Answer with one number: the count of lines in this material that hold the word "equator".
* Start *
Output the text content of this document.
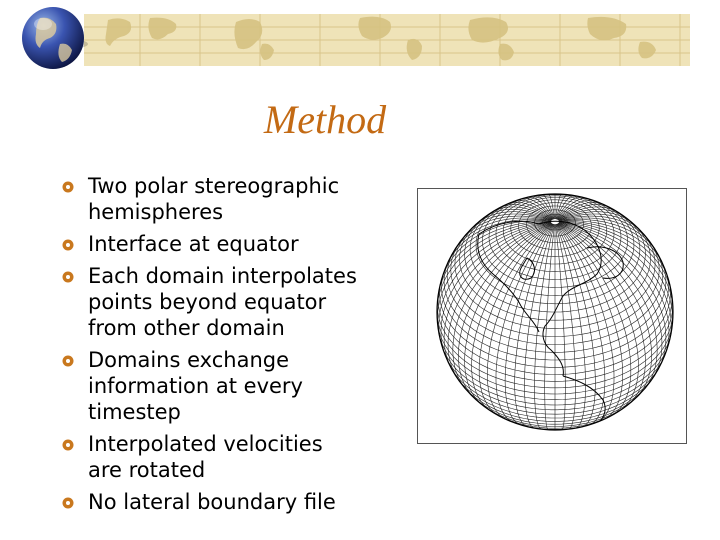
Method
Two polar stereographic hemispheres
Interface at equator
Each domain interpolates points beyond equator from other domain
Domains exchange information at every timestep
Interpolated velocities are rotated
No lateral boundary file
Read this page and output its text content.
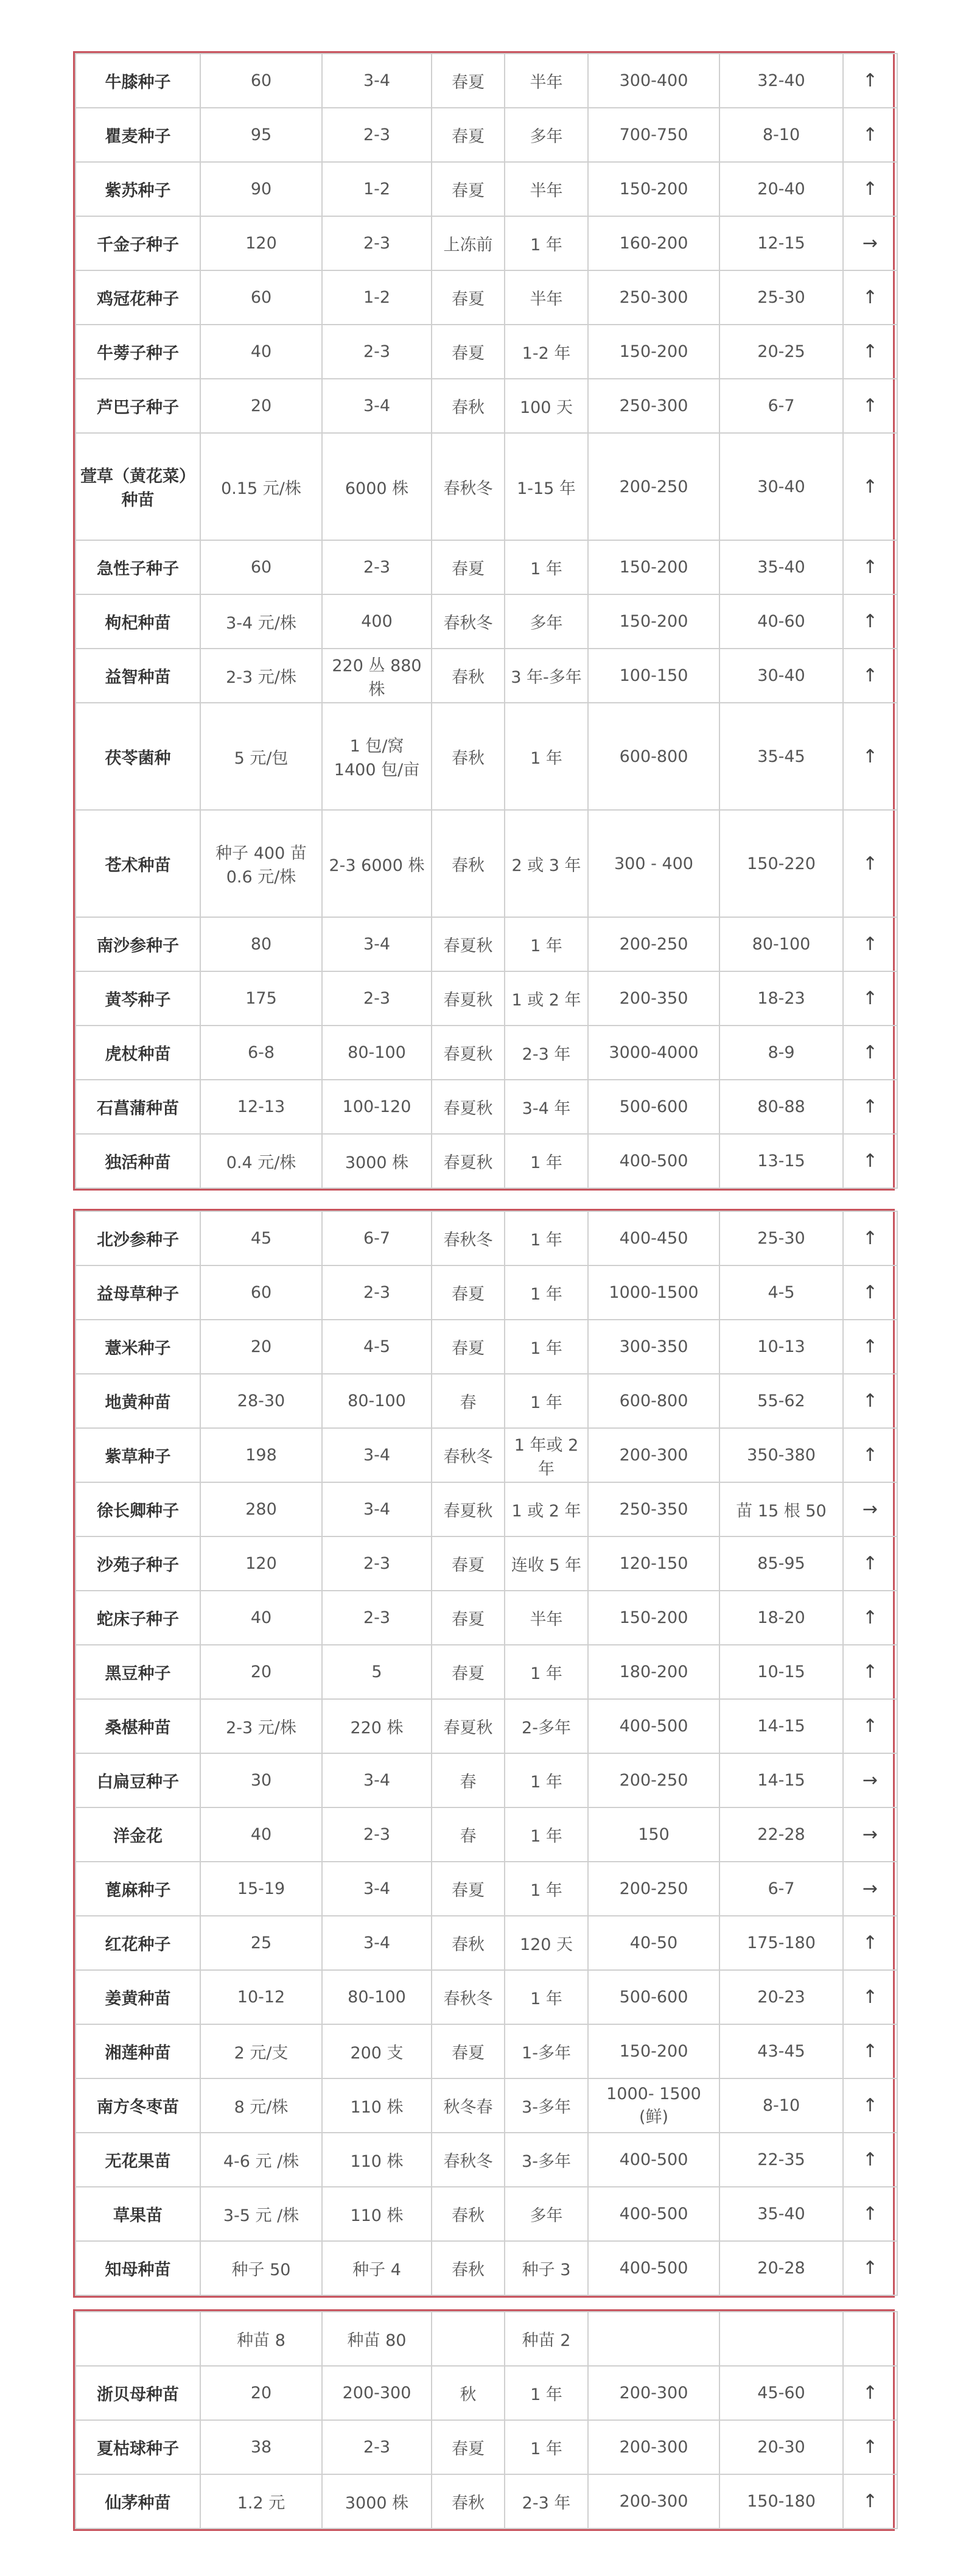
牛膝种子	60	3-4	春夏	半年	300-400	32-40	↑
瞿麦种子	95	2-3	春夏	多年	700-750	8-10	↑
紫苏种子	90	1-2	春夏	半年	150-200	20-40	↑
千金子种子	120	2-3	上冻前	1 年	160-200	12-15	→
鸡冠花种子	60	1-2	春夏	半年	250-300	25-30	↑
牛蒡子种子	40	2-3	春夏	1-2 年	150-200	20-25	↑
芦巴子种子	20	3-4	春秋	100 天	250-300	6-7	↑
萱草（黄花菜）种苗	0.15 元/株	6000 株	春秋冬	1-15 年	200-250	30-40	↑
急性子种子	60	2-3	春夏	1 年	150-200	35-40	↑
枸杞种苗	3-4 元/株	400	春秋冬	多年	150-200	40-60	↑
益智种苗	2-3 元/株	220 丛 880 株	春秋	3 年-多年	100-150	30-40	↑
茯苓菌种	5 元/包	1 包/窝 1400 包/亩	春秋	1 年	600-800	35-45	↑
苍术种苗	种子 400 苗 0.6 元/株	2-3 6000 株	春秋	2 或 3 年	300 - 400	150-220	↑
南沙参种子	80	3-4	春夏秋	1 年	200-250	80-100	↑
黄芩种子	175	2-3	春夏秋	1 或 2 年	200-350	18-23	↑
虎杖种苗	6-8	80-100	春夏秋	2-3 年	3000-4000	8-9	↑
石菖蒲种苗	12-13	100-120	春夏秋	3-4 年	500-600	80-88	↑
独活种苗	0.4 元/株	3000 株	春夏秋	1 年	400-500	13-15	↑
北沙参种子	45	6-7	春秋冬	1 年	400-450	25-30	↑
益母草种子	60	2-3	春夏	1 年	1000-1500	4-5	↑
薏米种子	20	4-5	春夏	1 年	300-350	10-13	↑
地黄种苗	28-30	80-100	春	1 年	600-800	55-62	↑
紫草种子	198	3-4	春秋冬	1 年或 2 年	200-300	350-380	↑
徐长卿种子	280	3-4	春夏秋	1 或 2 年	250-350	苗 15 根 50	→
沙苑子种子	120	2-3	春夏	连收 5 年	120-150	85-95	↑
蛇床子种子	40	2-3	春夏	半年	150-200	18-20	↑
黑豆种子	20	5	春夏	1 年	180-200	10-15	↑
桑椹种苗	2-3 元/株	220 株	春夏秋	2-多年	400-500	14-15	↑
白扁豆种子	30	3-4	春	1 年	200-250	14-15	→
洋金花	40	2-3	春	1 年	150	22-28	→
蓖麻种子	15-19	3-4	春夏	1 年	200-250	6-7	→
红花种子	25	3-4	春秋	120 天	40-50	175-180	↑
姜黄种苗	10-12	80-100	春秋冬	1 年	500-600	20-23	↑
湘莲种苗	2 元/支	200 支	春夏	1-多年	150-200	43-45	↑
南方冬枣苗	8 元/株	110 株	秋冬春	3-多年	1000- 1500 (鲜)	8-10	↑
无花果苗	4-6 元 /株	110 株	春秋冬	3-多年	400-500	22-35	↑
草果苗	3-5 元 /株	110 株	春秋	多年	400-500	35-40	↑
知母种苗	种子 50	种子 4	春秋	种子 3	400-500	20-28	↑
	种苗 8	种苗 80		种苗 2			
浙贝母种苗	20	200-300	秋	1 年	200-300	45-60	↑
夏枯球种子	38	2-3	春夏	1 年	200-300	20-30	↑
仙茅种苗	1.2 元	3000 株	春秋	2-3 年	200-300	150-180	↑
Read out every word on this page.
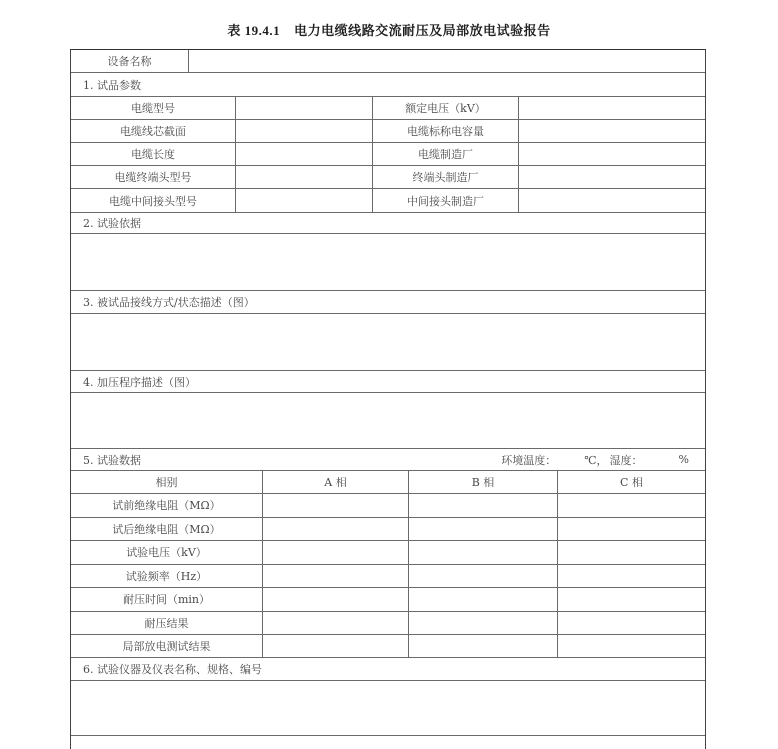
表 19.4.1 电力电缆线路交流耐压及局部放电试验报告
设备名称
1. 试品参数
电缆型号	额定电压（kV）
电缆线芯截面	电缆标称电容量
电缆长度	电缆制造厂
电缆终端头型号	终端头制造厂
电缆中间接头型号	中间接头制造厂
2. 试验依据
3. 被试品接线方式/状态描述（图）
4. 加压程序描述（图）
5. 试验数据	环境温度：	℃， 湿度：	%
相别	A 相	B 相	C 相
试前绝缘电阻（MΩ）
试后绝缘电阻（MΩ）
试验电压（kV）
试验频率（Hz）
耐压时间（min）
耐压结果
局部放电测试结果
6. 试验仪器及仪表名称、规格、编号
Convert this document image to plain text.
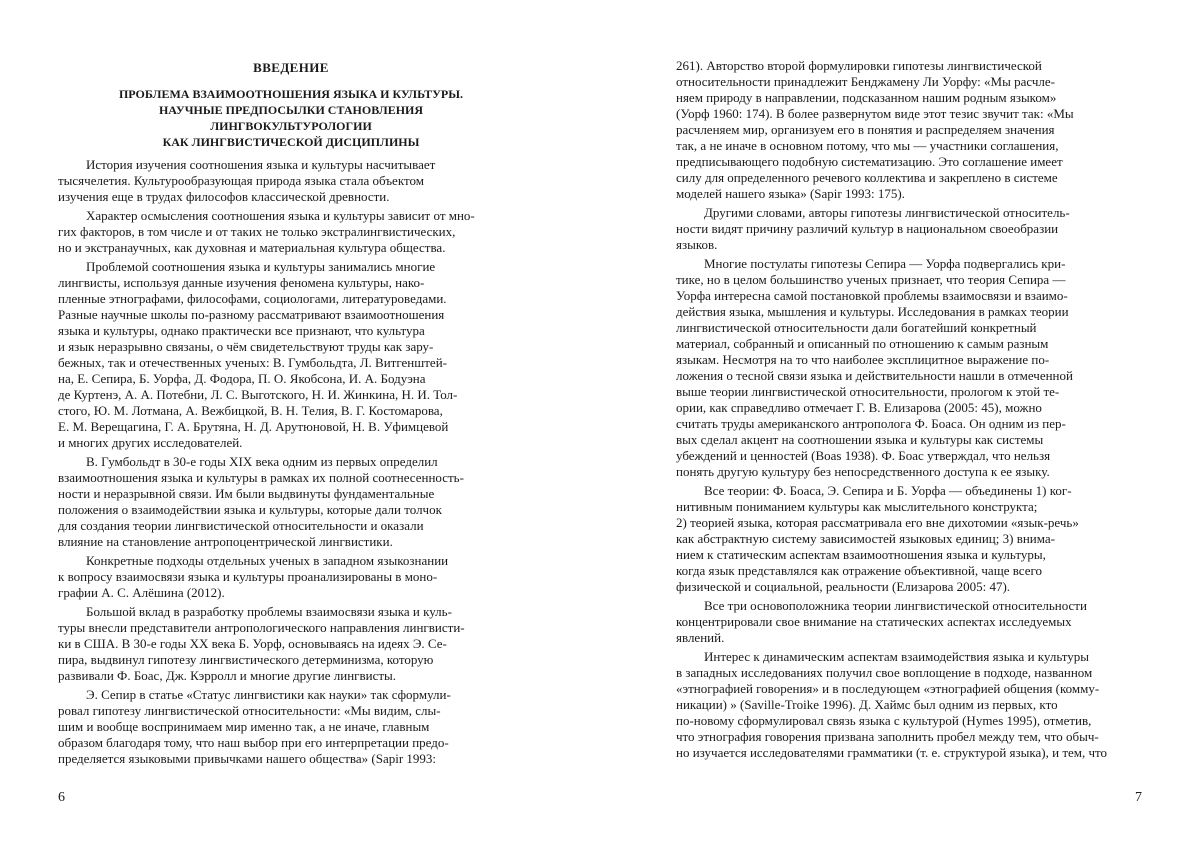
ВВЕДЕНИЕ
ПРОБЛЕМА ВЗАИМООТНОШЕНИЯ ЯЗЫКА И КУЛЬТУРЫ.
НАУЧНЫЕ ПРЕДПОСЫЛКИ СТАНОВЛЕНИЯ
ЛИНГВОКУЛЬТУРОЛОГИИ
КАК ЛИНГВИСТИЧЕСКОЙ ДИСЦИПЛИНЫ
История изучения соотношения языка и культуры насчитывает
тысячелетия. Культурообразующая природа языка стала объектом
изучения еще в трудах философов классической древности.
Характер осмысления соотношения языка и культуры зависит от мно-
гих факторов, в том числе и от таких не только экстралингвистических,
но и экстранаучных, как духовная и материальная культура общества.
Проблемой соотношения языка и культуры занимались многие
лингвисты, используя данные изучения феномена культуры, нако-
пленные этнографами, философами, социологами, литературоведами.
Разные научные школы по-разному рассматривают взаимоотношения
языка и культуры, однако практически все признают, что культура
и язык неразрывно связаны, о чём свидетельствуют труды как зару-
бежных, так и отечественных ученых: В. Гумбольдта, Л. Витгенштей-
на, Е. Сепира, Б. Уорфа, Д. Фодора, П. О. Якобсона, И. А. Бодуэна
де Куртенэ, А. А. Потебни, Л. С. Выготского, Н. И. Жинкина, Н. И. Тол-
стого, Ю. М. Лотмана, А. Вежбицкой, В. Н. Телия, В. Г. Костомарова,
Е. М. Верещагина, Г. А. Брутяна, Н. Д. Арутюновой, Н. В. Уфимцевой
и многих других исследователей.
В. Гумбольдт в 30-е годы XIX века одним из первых определил
взаимоотношения языка и культуры в рамках их полной соотнесенность-
ности и неразрывной связи. Им были выдвинуты фундаментальные
положения о взаимодействии языка и культуры, которые дали толчок
для создания теории лингвистической относительности и оказали
влияние на становление антропоцентрической лингвистики.
Конкретные подходы отдельных ученых в западном языкознании
к вопросу взаимосвязи языка и культуры проанализированы в моно-
графии А. С. Алёшина (2012).
Большой вклад в разработку проблемы взаимосвязи языка и куль-
туры внесли представители антропологического направления лингвисти-
ки в США. В 30-е годы XX века Б. Уорф, основываясь на идеях Э. Се-
пира, выдвинул гипотезу лингвистического детерминизма, которую
развивали Ф. Боас, Дж. Кэрролл и многие другие лингвисты.
Э. Сепир в статье «Статус лингвистики как науки» так сформули-
ровал гипотезу лингвистической относительности: «Мы видим, слы-
шим и вообще воспринимаем мир именно так, а не иначе, главным
образом благодаря тому, что наш выбор при его интерпретации предо-
пределяется языковыми привычками нашего общества» (Sapir 1993:
6
261). Авторство второй формулировки гипотезы лингвистической
относительности принадлежит Бенджамену Ли Уорфу: «Мы расчле-
няем природу в направлении, подсказанном нашим родным языком»
(Уорф 1960: 174). В более развернутом виде этот тезис звучит так: «Мы
расчленяем мир, организуем его в понятия и распределяем значения
так, а не иначе в основном потому, что мы — участники соглашения,
предписывающего подобную систематизацию. Это соглашение имеет
силу для определенного речевого коллектива и закреплено в системе
моделей нашего языка» (Sapir 1993: 175).
Другими словами, авторы гипотезы лингвистической относитель-
ности видят причину различий культур в национальном своеобразии
языков.
Многие постулаты гипотезы Сепира — Уорфа подвергались кри-
тике, но в целом большинство ученых признает, что теория Сепира —
Уорфа интересна самой постановкой проблемы взаимосвязи и взаимо-
действия языка, мышления и культуры. Исследования в рамках теории
лингвистической относительности дали богатейший конкретный
материал, собранный и описанный по отношению к самым разным
языкам. Несмотря на то что наиболее эксплицитное выражение по-
ложения о тесной связи языка и действительности нашли в отмеченной
выше теории лингвистической относительности, прологом к этой те-
ории, как справедливо отмечает Г. В. Елизарова (2005: 45), можно
считать труды американского антрополога Ф. Боаса. Он одним из пер-
вых сделал акцент на соотношении языка и культуры как системы
убеждений и ценностей (Boas 1938). Ф. Боас утверждал, что нельзя
понять другую культуру без непосредственного доступа к ее языку.
Все теории: Ф. Боаса, Э. Сепира и Б. Уорфа — объединены 1) ког-
нитивным пониманием культуры как мыслительного конструкта;
2) теорией языка, которая рассматривала его вне дихотомии «язык-речь»
как абстрактную систему зависимостей языковых единиц; 3) внима-
нием к статическим аспектам взаимоотношения языка и культуры,
когда язык представлялся как отражение объективной, чаще всего
физической и социальной, реальности (Елизарова 2005: 47).
Все три основоположника теории лингвистической относительности
концентрировали свое внимание на статических аспектах исследуемых
явлений.
Интерес к динамическим аспектам взаимодействия языка и культуры
в западных исследованиях получил свое воплощение в подходе, названном
«этнографией говорения» и в последующем «этнографией общения (комму-
никации) » (Saville-Troike 1996). Д. Хаймс был одним из первых, кто
по-новому сформулировал связь языка с культурой (Hymes 1995), отметив,
что этнография говорения призвана заполнить пробел между тем, что обыч-
но изучается исследователями грамматики (т. е. структурой языка), и тем, что
7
* End *
RESULT OF THIS TASK ->
2